## [Problem]
All entries below are to be set down again, identical to the source.

## [Stored data]
+ + + +

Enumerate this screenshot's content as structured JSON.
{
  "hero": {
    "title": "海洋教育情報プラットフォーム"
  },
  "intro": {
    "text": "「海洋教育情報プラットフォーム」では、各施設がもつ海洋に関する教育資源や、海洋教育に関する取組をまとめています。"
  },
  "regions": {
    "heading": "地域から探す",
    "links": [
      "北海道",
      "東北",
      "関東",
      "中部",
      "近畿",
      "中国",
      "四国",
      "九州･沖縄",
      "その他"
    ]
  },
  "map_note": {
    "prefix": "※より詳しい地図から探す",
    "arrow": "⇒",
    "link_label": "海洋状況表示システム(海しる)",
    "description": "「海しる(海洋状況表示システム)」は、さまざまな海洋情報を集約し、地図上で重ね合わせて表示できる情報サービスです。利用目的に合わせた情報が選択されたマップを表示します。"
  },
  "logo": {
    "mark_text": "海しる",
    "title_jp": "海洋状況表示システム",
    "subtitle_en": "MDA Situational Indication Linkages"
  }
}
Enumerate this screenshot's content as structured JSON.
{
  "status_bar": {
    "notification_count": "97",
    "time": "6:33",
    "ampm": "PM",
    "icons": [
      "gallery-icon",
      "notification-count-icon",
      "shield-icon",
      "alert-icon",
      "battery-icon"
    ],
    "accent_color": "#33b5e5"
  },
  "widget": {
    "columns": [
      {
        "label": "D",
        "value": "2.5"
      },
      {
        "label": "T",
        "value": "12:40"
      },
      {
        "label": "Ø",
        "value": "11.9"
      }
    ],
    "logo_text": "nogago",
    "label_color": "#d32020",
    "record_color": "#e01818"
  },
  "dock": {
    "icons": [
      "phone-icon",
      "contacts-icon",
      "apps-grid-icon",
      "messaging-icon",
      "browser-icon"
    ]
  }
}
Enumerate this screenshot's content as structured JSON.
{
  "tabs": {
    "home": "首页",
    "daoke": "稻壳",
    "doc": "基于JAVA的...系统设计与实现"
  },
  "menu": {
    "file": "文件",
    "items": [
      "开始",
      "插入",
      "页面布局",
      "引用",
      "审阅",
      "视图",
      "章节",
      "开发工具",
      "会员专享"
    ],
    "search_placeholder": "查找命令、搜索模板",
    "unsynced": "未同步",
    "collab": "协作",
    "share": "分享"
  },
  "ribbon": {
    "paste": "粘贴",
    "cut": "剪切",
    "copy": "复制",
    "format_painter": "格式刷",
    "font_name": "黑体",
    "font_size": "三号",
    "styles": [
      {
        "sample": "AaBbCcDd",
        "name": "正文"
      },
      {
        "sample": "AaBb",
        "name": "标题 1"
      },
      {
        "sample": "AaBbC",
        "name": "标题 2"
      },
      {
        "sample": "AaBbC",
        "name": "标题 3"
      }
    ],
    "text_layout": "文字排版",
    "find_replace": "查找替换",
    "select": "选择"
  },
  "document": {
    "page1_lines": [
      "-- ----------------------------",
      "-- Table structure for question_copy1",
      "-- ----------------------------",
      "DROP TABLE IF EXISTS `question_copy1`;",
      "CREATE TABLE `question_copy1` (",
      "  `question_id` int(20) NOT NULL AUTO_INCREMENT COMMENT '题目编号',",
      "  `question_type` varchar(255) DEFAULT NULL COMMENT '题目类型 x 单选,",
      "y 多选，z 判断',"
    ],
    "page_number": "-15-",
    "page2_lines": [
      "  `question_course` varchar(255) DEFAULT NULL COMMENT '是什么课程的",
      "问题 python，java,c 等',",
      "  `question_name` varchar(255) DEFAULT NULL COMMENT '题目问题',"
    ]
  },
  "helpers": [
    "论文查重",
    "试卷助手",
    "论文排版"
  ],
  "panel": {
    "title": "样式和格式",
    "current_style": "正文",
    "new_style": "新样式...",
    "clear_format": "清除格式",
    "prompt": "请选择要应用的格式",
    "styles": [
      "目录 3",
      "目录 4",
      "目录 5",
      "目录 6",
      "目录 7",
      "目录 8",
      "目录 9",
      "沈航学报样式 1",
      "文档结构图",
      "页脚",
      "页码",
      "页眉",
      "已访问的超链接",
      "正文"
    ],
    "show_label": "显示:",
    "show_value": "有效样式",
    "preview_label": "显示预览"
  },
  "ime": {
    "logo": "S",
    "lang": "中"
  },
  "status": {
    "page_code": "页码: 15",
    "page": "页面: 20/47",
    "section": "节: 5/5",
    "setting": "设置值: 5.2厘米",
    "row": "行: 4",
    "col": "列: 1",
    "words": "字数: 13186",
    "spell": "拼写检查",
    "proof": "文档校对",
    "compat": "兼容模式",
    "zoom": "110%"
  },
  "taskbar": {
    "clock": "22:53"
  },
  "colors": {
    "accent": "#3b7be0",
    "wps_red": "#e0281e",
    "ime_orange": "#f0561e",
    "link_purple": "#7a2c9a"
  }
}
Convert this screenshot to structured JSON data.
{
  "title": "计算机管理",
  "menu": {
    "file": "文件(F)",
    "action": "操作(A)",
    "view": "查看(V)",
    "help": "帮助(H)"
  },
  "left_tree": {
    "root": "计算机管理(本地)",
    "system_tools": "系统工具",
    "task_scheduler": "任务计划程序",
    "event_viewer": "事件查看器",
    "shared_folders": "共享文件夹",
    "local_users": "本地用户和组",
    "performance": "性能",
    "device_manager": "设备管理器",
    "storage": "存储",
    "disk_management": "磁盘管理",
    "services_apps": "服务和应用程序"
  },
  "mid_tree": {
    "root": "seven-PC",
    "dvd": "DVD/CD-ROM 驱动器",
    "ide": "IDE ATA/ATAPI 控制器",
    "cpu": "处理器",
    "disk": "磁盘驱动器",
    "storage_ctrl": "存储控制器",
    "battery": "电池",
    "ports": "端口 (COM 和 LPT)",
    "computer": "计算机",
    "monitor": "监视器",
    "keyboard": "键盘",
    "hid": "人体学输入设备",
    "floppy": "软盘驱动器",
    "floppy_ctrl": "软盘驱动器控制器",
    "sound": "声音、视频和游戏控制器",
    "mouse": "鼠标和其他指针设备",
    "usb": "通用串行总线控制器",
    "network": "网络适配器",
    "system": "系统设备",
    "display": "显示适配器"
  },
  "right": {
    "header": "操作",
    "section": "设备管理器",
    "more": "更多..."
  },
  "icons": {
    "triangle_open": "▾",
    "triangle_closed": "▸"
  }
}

+ + + +

## [Problem solution]
Enumerate this screenshot's content as structured JSON.
{
  "hero": {
    "title": "海洋教育情報プラットフォーム"
  },
  "intro": {
    "text": "「海洋教育情報プラットフォーム」では、各施設がもつ海洋に関する教育資源や、海洋教育に関する取組をまとめています。"
  },
  "regions": {
    "heading": "地域から探す",
    "links": [
      "北海道",
      "東北",
      "関東",
      "中部",
      "近畿",
      "中国",
      "四国",
      "九州･沖縄",
      "その他"
    ]
  },
  "map_note": {
    "prefix": "※より詳しい地図から探す",
    "arrow": "⇒",
    "link_label": "海洋状況表示システム(海しる)",
    "description": "「海しる(海洋状況表示システム)」は、さまざまな海洋情報を集約し、地図上で重ね合わせて表示できる情報サービスです。利用目的に合わせた情報が選択されたマップを表示します。"
  },
  "logo": {
    "mark_text": "海しる",
    "title_jp": "海洋状況表示システム",
    "subtitle_en": "MDA Situational Indication Linkages"
  }
}
Enumerate this screenshot's content as structured JSON.
{
  "status_bar": {
    "notification_count": "97",
    "time": "6:33",
    "ampm": "PM",
    "icons": [
      "gallery-icon",
      "notification-count-icon",
      "shield-icon",
      "alert-icon",
      "battery-icon"
    ],
    "accent_color": "#33b5e5"
  },
  "widget": {
    "columns": [
      {
        "label": "D",
        "value": "2.5"
      },
      {
        "label": "T",
        "value": "12:40"
      },
      {
        "label": "Ø",
        "value": "11.9"
      }
    ],
    "logo_text": "nogago",
    "label_color": "#d32020",
    "record_color": "#e01818"
  },
  "dock": {
    "icons": [
      "phone-icon",
      "contacts-icon",
      "apps-grid-icon",
      "messaging-icon",
      "browser-icon"
    ]
  }
}
Enumerate this screenshot's content as structured JSON.
{
  "tabs": {
    "home": "首页",
    "daoke": "稻壳",
    "doc": "基于JAVA的...系统设计与实现"
  },
  "menu": {
    "file": "文件",
    "items": [
      "开始",
      "插入",
      "页面布局",
      "引用",
      "审阅",
      "视图",
      "章节",
      "开发工具",
      "会员专享"
    ],
    "search_placeholder": "查找命令、搜索模板",
    "unsynced": "未同步",
    "collab": "协作",
    "share": "分享"
  },
  "ribbon": {
    "paste": "粘贴",
    "cut": "剪切",
    "copy": "复制",
    "format_painter": "格式刷",
    "font_name": "黑体",
    "font_size": "三号",
    "styles": [
      {
        "sample": "AaBbCcDd",
        "name": "正文"
      },
      {
        "sample": "AaBb",
        "name": "标题 1"
      },
      {
        "sample": "AaBbC",
        "name": "标题 2"
      },
      {
        "sample": "AaBbC",
        "name": "标题 3"
      }
    ],
    "text_layout": "文字排版",
    "find_replace": "查找替换",
    "select": "选择"
  },
  "document": {
    "page1_lines": [
      "-- ----------------------------",
      "-- Table structure for question_copy1",
      "-- ----------------------------",
      "DROP TABLE IF EXISTS `question_copy1`;",
      "CREATE TABLE `question_copy1` (",
      "  `question_id` int(20) NOT NULL AUTO_INCREMENT COMMENT '题目编号',",
      "  `question_type` varchar(255) DEFAULT NULL COMMENT '题目类型 x 单选,",
      "y 多选，z 判断',"
    ],
    "page_number": "-15-",
    "page2_lines": [
      "  `question_course` varchar(255) DEFAULT NULL COMMENT '是什么课程的",
      "问题 python，java,c 等',",
      "  `question_name` varchar(255) DEFAULT NULL COMMENT '题目问题',"
    ]
  },
  "helpers": [
    "论文查重",
    "试卷助手",
    "论文排版"
  ],
  "panel": {
    "title": "样式和格式",
    "current_style": "正文",
    "new_style": "新样式...",
    "clear_format": "清除格式",
    "prompt": "请选择要应用的格式",
    "styles": [
      "目录 3",
      "目录 4",
      "目录 5",
      "目录 6",
      "目录 7",
      "目录 8",
      "目录 9",
      "沈航学报样式 1",
      "文档结构图",
      "页脚",
      "页码",
      "页眉",
      "已访问的超链接",
      "正文"
    ],
    "show_label": "显示:",
    "show_value": "有效样式",
    "preview_label": "显示预览"
  },
  "ime": {
    "logo": "S",
    "lang": "中"
  },
  "status": {
    "page_code": "页码: 15",
    "page": "页面: 20/47",
    "section": "节: 5/5",
    "setting": "设置值: 5.2厘米",
    "row": "行: 4",
    "col": "列: 1",
    "words": "字数: 13186",
    "spell": "拼写检查",
    "proof": "文档校对",
    "compat": "兼容模式",
    "zoom": "110%"
  },
  "taskbar": {
    "clock": "22:53"
  },
  "colors": {
    "accent": "#3b7be0",
    "wps_red": "#e0281e",
    "ime_orange": "#f0561e",
    "link_purple": "#7a2c9a"
  }
}
Convert this screenshot to structured JSON data.
{
  "title": "计算机管理",
  "menu": {
    "file": "文件(F)",
    "action": "操作(A)",
    "view": "查看(V)",
    "help": "帮助(H)"
  },
  "left_tree": {
    "root": "计算机管理(本地)",
    "system_tools": "系统工具",
    "task_scheduler": "任务计划程序",
    "event_viewer": "事件查看器",
    "shared_folders": "共享文件夹",
    "local_users": "本地用户和组",
    "performance": "性能",
    "device_manager": "设备管理器",
    "storage": "存储",
    "disk_management": "磁盘管理",
    "services_apps": "服务和应用程序"
  },
  "mid_tree": {
    "root": "seven-PC",
    "dvd": "DVD/CD-ROM 驱动器",
    "ide": "IDE ATA/ATAPI 控制器",
    "cpu": "处理器",
    "disk": "磁盘驱动器",
    "storage_ctrl": "存储控制器",
    "battery": "电池",
    "ports": "端口 (COM 和 LPT)",
    "computer": "计算机",
    "monitor": "监视器",
    "keyboard": "键盘",
    "hid": "人体学输入设备",
    "floppy": "软盘驱动器",
    "floppy_ctrl": "软盘驱动器控制器",
    "sound": "声音、视频和游戏控制器",
    "mouse": "鼠标和其他指针设备",
    "usb": "通用串行总线控制器",
    "network": "网络适配器",
    "system": "系统设备",
    "display": "显示适配器"
  },
  "right": {
    "header": "操作",
    "section": "设备管理器",
    "more": "更多..."
  },
  "icons": {
    "triangle_open": "▾",
    "triangle_closed": "▸"
  }
}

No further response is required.